▸ Task description: Copy out all of the data below word for word, leaving out the pictures.
▼
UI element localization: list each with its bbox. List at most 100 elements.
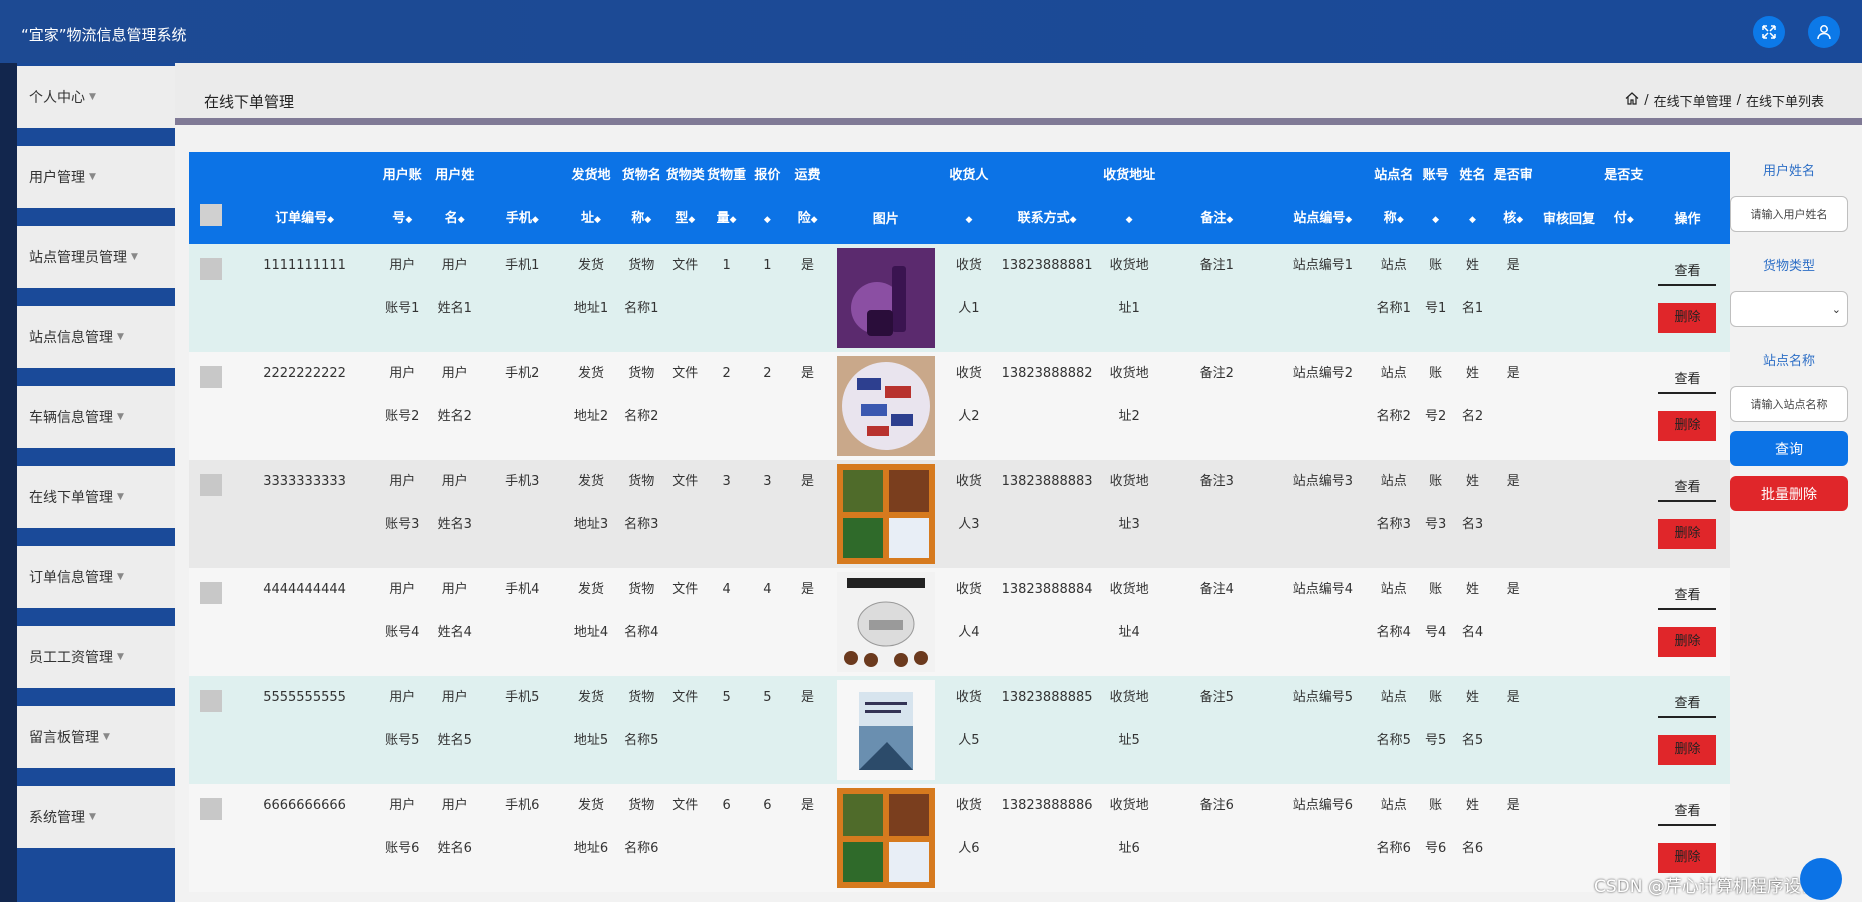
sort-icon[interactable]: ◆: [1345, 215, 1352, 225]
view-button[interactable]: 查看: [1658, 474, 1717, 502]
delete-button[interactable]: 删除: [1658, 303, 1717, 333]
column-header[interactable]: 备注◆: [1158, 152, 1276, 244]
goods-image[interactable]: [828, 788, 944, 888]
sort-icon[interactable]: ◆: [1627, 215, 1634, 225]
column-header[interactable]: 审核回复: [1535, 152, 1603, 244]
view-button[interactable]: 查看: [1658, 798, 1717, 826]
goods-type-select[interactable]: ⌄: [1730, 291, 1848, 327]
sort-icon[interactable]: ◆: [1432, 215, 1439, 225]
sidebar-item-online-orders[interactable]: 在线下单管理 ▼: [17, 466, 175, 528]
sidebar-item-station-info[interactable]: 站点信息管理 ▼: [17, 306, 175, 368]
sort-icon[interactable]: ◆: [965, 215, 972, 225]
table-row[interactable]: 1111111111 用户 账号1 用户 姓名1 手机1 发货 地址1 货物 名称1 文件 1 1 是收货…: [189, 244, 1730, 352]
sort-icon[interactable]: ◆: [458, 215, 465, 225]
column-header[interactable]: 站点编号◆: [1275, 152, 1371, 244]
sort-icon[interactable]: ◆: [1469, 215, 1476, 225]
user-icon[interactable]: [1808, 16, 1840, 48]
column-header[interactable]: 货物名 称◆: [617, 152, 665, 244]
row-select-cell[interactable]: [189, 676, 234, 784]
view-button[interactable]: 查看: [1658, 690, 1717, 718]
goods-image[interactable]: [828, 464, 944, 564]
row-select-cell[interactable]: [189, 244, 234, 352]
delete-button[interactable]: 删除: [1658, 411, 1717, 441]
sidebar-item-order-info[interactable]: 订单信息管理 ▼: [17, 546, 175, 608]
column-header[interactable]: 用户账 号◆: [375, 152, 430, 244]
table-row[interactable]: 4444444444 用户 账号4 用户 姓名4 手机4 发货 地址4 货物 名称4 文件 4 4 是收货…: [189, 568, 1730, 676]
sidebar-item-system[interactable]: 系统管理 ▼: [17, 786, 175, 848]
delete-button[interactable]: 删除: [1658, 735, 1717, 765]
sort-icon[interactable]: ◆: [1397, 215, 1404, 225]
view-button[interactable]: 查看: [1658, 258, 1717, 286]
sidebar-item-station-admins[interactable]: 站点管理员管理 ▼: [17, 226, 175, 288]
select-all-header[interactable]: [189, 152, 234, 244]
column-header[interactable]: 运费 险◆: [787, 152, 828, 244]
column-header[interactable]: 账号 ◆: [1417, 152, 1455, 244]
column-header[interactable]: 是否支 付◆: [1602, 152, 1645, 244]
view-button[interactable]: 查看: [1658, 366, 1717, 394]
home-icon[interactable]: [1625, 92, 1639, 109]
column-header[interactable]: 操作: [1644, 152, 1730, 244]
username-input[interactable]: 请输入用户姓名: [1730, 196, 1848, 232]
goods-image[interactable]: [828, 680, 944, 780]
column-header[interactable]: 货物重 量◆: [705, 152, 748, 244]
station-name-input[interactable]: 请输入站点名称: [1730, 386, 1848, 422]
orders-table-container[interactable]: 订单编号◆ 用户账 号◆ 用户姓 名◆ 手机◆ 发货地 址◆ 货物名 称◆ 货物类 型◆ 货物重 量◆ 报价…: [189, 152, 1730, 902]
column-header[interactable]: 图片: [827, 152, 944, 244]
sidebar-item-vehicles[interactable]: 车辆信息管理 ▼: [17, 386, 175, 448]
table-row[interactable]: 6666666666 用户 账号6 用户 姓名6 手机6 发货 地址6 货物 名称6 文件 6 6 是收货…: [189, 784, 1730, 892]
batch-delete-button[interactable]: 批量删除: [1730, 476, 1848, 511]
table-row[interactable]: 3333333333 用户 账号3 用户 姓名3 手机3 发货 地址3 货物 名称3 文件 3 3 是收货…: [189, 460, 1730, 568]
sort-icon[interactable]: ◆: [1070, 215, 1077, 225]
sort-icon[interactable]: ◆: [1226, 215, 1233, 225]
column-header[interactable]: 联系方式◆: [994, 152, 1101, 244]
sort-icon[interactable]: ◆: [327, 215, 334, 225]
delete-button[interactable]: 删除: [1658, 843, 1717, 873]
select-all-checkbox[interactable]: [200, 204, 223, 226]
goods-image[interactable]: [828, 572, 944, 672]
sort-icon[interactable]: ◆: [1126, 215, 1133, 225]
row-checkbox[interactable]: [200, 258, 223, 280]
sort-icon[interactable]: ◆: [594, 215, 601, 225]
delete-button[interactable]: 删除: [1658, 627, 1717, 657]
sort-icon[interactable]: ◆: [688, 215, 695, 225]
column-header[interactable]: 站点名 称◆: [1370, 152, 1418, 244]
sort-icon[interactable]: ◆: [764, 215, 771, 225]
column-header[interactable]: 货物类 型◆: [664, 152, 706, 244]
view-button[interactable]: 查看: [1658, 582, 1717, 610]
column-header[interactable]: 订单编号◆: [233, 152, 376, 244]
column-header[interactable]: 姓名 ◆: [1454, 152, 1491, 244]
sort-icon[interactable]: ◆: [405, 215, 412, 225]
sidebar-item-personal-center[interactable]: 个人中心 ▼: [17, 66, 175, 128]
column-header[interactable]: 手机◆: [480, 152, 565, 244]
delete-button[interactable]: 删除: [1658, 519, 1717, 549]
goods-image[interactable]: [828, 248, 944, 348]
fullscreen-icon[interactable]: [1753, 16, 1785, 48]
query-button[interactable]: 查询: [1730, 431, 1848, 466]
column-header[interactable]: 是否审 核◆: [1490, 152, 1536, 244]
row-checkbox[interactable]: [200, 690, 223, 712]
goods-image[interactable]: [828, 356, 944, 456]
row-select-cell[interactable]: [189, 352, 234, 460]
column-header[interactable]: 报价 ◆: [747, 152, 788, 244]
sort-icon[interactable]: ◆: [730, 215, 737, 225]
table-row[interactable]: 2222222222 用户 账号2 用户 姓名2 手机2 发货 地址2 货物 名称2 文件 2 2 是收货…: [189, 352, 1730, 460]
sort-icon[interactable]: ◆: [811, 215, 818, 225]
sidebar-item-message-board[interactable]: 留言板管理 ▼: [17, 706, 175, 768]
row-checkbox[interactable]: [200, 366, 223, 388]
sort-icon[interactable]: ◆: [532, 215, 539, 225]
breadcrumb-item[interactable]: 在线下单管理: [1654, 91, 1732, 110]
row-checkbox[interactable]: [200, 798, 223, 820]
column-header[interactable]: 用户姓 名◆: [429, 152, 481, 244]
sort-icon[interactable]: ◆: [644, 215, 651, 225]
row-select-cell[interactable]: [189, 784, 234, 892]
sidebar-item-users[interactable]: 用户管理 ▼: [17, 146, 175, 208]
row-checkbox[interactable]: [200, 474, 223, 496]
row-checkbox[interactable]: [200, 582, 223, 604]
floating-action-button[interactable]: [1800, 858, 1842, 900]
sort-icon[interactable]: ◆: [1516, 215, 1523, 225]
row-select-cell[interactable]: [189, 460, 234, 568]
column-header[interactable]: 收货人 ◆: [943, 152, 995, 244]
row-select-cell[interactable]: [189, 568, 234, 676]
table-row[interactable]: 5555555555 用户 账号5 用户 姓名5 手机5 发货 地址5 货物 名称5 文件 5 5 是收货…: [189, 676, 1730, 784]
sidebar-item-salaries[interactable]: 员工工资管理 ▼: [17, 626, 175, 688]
▲
▸ Solution to this task:
UI element localization: list each with its bbox. List at most 100 elements.
sort-icon[interactable]: ◆: [1345, 215, 1352, 225]
view-button[interactable]: 查看: [1658, 474, 1717, 502]
delete-button[interactable]: 删除: [1658, 303, 1717, 333]
column-header[interactable]: 备注◆: [1158, 152, 1276, 244]
goods-image[interactable]: [828, 788, 944, 888]
sort-icon[interactable]: ◆: [1627, 215, 1634, 225]
column-header[interactable]: 审核回复: [1535, 152, 1603, 244]
view-button[interactable]: 查看: [1658, 798, 1717, 826]
goods-type-select[interactable]: ⌄: [1730, 291, 1848, 327]
sort-icon[interactable]: ◆: [1432, 215, 1439, 225]
sidebar-item-online-orders[interactable]: 在线下单管理 ▼: [17, 466, 175, 528]
sidebar-item-station-info[interactable]: 站点信息管理 ▼: [17, 306, 175, 368]
sort-icon[interactable]: ◆: [965, 215, 972, 225]
table-row[interactable]: 1111111111 用户 账号1 用户 姓名1 手机1 发货 地址1 货物 名称1 文件 1 1 是收货…: [189, 244, 1730, 352]
sort-icon[interactable]: ◆: [458, 215, 465, 225]
column-header[interactable]: 站点编号◆: [1275, 152, 1371, 244]
sort-icon[interactable]: ◆: [1469, 215, 1476, 225]
user-icon[interactable]: [1808, 16, 1840, 48]
column-header[interactable]: 货物名 称◆: [617, 152, 665, 244]
row-select-cell[interactable]: [189, 676, 234, 784]
view-button[interactable]: 查看: [1658, 690, 1717, 718]
goods-image[interactable]: [828, 464, 944, 564]
row-select-cell[interactable]: [189, 244, 234, 352]
delete-button[interactable]: 删除: [1658, 411, 1717, 441]
sidebar-item-order-info[interactable]: 订单信息管理 ▼: [17, 546, 175, 608]
column-header[interactable]: 用户账 号◆: [375, 152, 430, 244]
table-row[interactable]: 4444444444 用户 账号4 用户 姓名4 手机4 发货 地址4 货物 名称4 文件 4 4 是收货…: [189, 568, 1730, 676]
sidebar-item-system[interactable]: 系统管理 ▼: [17, 786, 175, 848]
delete-button[interactable]: 删除: [1658, 735, 1717, 765]
sort-icon[interactable]: ◆: [1397, 215, 1404, 225]
view-button[interactable]: 查看: [1658, 258, 1717, 286]
sidebar-item-station-admins[interactable]: 站点管理员管理 ▼: [17, 226, 175, 288]
select-all-header[interactable]: [189, 152, 234, 244]
column-header[interactable]: 运费 险◆: [787, 152, 828, 244]
column-header[interactable]: 账号 ◆: [1417, 152, 1455, 244]
column-header[interactable]: 是否支 付◆: [1602, 152, 1645, 244]
view-button[interactable]: 查看: [1658, 366, 1717, 394]
home-icon[interactable]: [1625, 92, 1639, 109]
column-header[interactable]: 操作: [1644, 152, 1730, 244]
username-input[interactable]: 请输入用户姓名: [1730, 196, 1848, 232]
goods-image[interactable]: [828, 680, 944, 780]
column-header[interactable]: 货物重 量◆: [705, 152, 748, 244]
station-name-input[interactable]: 请输入站点名称: [1730, 386, 1848, 422]
orders-table-container[interactable]: 订单编号◆ 用户账 号◆ 用户姓 名◆ 手机◆ 发货地 址◆ 货物名 称◆ 货物类 型◆ 货物重 量◆ 报价…: [189, 152, 1730, 902]
column-header[interactable]: 图片: [827, 152, 944, 244]
sidebar-item-vehicles[interactable]: 车辆信息管理 ▼: [17, 386, 175, 448]
table-row[interactable]: 6666666666 用户 账号6 用户 姓名6 手机6 发货 地址6 货物 名称6 文件 6 6 是收货…: [189, 784, 1730, 892]
batch-delete-button[interactable]: 批量删除: [1730, 476, 1848, 511]
table-row[interactable]: 3333333333 用户 账号3 用户 姓名3 手机3 发货 地址3 货物 名称3 文件 3 3 是收货…: [189, 460, 1730, 568]
sort-icon[interactable]: ◆: [1070, 215, 1077, 225]
sort-icon[interactable]: ◆: [1226, 215, 1233, 225]
column-header[interactable]: 联系方式◆: [994, 152, 1101, 244]
sort-icon[interactable]: ◆: [327, 215, 334, 225]
delete-button[interactable]: 删除: [1658, 843, 1717, 873]
select-all-checkbox[interactable]: [200, 204, 223, 226]
goods-image[interactable]: [828, 572, 944, 672]
sort-icon[interactable]: ◆: [1126, 215, 1133, 225]
row-checkbox[interactable]: [200, 258, 223, 280]
sort-icon[interactable]: ◆: [594, 215, 601, 225]
delete-button[interactable]: 删除: [1658, 627, 1717, 657]
sort-icon[interactable]: ◆: [688, 215, 695, 225]
column-header[interactable]: 站点名 称◆: [1370, 152, 1418, 244]
sort-icon[interactable]: ◆: [764, 215, 771, 225]
column-header[interactable]: 货物类 型◆: [664, 152, 706, 244]
view-button[interactable]: 查看: [1658, 582, 1717, 610]
column-header[interactable]: 订单编号◆: [233, 152, 376, 244]
column-header[interactable]: 姓名 ◆: [1454, 152, 1491, 244]
sort-icon[interactable]: ◆: [405, 215, 412, 225]
sidebar-item-personal-center[interactable]: 个人中心 ▼: [17, 66, 175, 128]
column-header[interactable]: 手机◆: [480, 152, 565, 244]
delete-button[interactable]: 删除: [1658, 519, 1717, 549]
goods-image[interactable]: [828, 248, 944, 348]
fullscreen-icon[interactable]: [1753, 16, 1785, 48]
query-button[interactable]: 查询: [1730, 431, 1848, 466]
column-header[interactable]: 是否审 核◆: [1490, 152, 1536, 244]
row-checkbox[interactable]: [200, 690, 223, 712]
goods-image[interactable]: [828, 356, 944, 456]
row-select-cell[interactable]: [189, 352, 234, 460]
column-header[interactable]: 报价 ◆: [747, 152, 788, 244]
sort-icon[interactable]: ◆: [730, 215, 737, 225]
table-row[interactable]: 2222222222 用户 账号2 用户 姓名2 手机2 发货 地址2 货物 名称2 文件 2 2 是收货…: [189, 352, 1730, 460]
sort-icon[interactable]: ◆: [811, 215, 818, 225]
sidebar-item-message-board[interactable]: 留言板管理 ▼: [17, 706, 175, 768]
row-checkbox[interactable]: [200, 366, 223, 388]
sort-icon[interactable]: ◆: [532, 215, 539, 225]
breadcrumb-item[interactable]: 在线下单管理: [1654, 91, 1732, 110]
row-checkbox[interactable]: [200, 798, 223, 820]
column-header[interactable]: 用户姓 名◆: [429, 152, 481, 244]
sort-icon[interactable]: ◆: [644, 215, 651, 225]
row-select-cell[interactable]: [189, 784, 234, 892]
sidebar-item-users[interactable]: 用户管理 ▼: [17, 146, 175, 208]
row-checkbox[interactable]: [200, 474, 223, 496]
row-checkbox[interactable]: [200, 582, 223, 604]
floating-action-button[interactable]: [1800, 858, 1842, 900]
sort-icon[interactable]: ◆: [1516, 215, 1523, 225]
row-select-cell[interactable]: [189, 460, 234, 568]
column-header[interactable]: 收货人 ◆: [943, 152, 995, 244]
row-select-cell[interactable]: [189, 568, 234, 676]
table-row[interactable]: 5555555555 用户 账号5 用户 姓名5 手机5 发货 地址5 货物 名称5 文件 5 5 是收货…: [189, 676, 1730, 784]
sidebar-item-salaries[interactable]: 员工工资管理 ▼: [17, 626, 175, 688]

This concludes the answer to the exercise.